#### [Exercise aim]
From the listing below, extract every line containing "Instance".

Data items
____________

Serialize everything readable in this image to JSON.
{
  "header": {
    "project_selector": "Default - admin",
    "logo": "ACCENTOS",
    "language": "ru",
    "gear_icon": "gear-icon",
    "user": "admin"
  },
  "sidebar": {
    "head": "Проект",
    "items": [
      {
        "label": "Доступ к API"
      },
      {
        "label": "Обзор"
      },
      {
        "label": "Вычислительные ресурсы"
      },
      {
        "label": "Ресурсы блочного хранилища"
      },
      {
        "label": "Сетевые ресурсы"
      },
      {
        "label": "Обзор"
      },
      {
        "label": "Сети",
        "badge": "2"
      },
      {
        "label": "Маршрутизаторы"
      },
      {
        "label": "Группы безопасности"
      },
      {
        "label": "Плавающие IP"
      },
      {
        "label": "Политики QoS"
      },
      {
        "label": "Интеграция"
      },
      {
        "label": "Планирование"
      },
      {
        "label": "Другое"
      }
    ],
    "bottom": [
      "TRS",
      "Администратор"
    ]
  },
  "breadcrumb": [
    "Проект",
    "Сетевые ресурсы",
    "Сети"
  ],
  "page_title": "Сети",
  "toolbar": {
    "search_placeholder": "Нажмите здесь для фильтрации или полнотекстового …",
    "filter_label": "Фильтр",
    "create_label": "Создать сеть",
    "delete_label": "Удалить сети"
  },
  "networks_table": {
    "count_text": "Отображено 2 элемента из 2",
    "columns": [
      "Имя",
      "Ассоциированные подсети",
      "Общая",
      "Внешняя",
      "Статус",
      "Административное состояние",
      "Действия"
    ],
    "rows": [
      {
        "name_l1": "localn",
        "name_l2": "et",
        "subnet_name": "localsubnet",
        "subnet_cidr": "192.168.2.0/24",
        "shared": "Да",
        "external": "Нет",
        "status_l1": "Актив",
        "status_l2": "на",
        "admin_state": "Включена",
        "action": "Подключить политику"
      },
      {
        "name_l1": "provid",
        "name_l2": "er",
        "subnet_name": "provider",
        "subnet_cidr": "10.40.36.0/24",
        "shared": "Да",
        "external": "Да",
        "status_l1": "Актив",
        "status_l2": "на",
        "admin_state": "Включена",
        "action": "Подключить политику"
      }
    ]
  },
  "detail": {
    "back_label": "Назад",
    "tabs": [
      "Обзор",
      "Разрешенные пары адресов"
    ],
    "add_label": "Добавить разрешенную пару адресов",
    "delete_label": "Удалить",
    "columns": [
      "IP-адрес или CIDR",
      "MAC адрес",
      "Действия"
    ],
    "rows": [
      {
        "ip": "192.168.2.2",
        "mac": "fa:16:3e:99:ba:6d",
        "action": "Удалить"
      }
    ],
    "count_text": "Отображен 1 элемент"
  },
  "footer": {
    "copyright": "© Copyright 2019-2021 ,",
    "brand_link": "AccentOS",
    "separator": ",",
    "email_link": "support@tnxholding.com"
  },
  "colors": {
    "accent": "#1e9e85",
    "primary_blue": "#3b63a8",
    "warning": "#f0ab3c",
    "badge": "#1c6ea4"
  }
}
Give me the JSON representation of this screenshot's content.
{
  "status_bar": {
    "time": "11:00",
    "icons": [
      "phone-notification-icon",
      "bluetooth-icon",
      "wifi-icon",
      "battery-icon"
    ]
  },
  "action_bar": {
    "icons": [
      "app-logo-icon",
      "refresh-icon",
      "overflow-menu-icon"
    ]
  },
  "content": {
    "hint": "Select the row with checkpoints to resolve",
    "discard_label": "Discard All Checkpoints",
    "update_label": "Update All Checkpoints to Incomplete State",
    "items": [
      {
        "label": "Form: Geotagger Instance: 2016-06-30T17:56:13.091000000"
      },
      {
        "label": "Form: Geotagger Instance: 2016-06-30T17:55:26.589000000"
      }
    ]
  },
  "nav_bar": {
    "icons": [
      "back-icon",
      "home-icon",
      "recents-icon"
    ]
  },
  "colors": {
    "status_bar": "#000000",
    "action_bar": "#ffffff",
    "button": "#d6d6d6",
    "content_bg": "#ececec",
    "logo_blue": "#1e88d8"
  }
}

____________

#### [Full solution]
        "label": "Form: Geotagger Instance: 2016-06-30T17:56:13.091000000"
        "label": "Form: Geotagger Instance: 2016-06-30T17:55:26.589000000"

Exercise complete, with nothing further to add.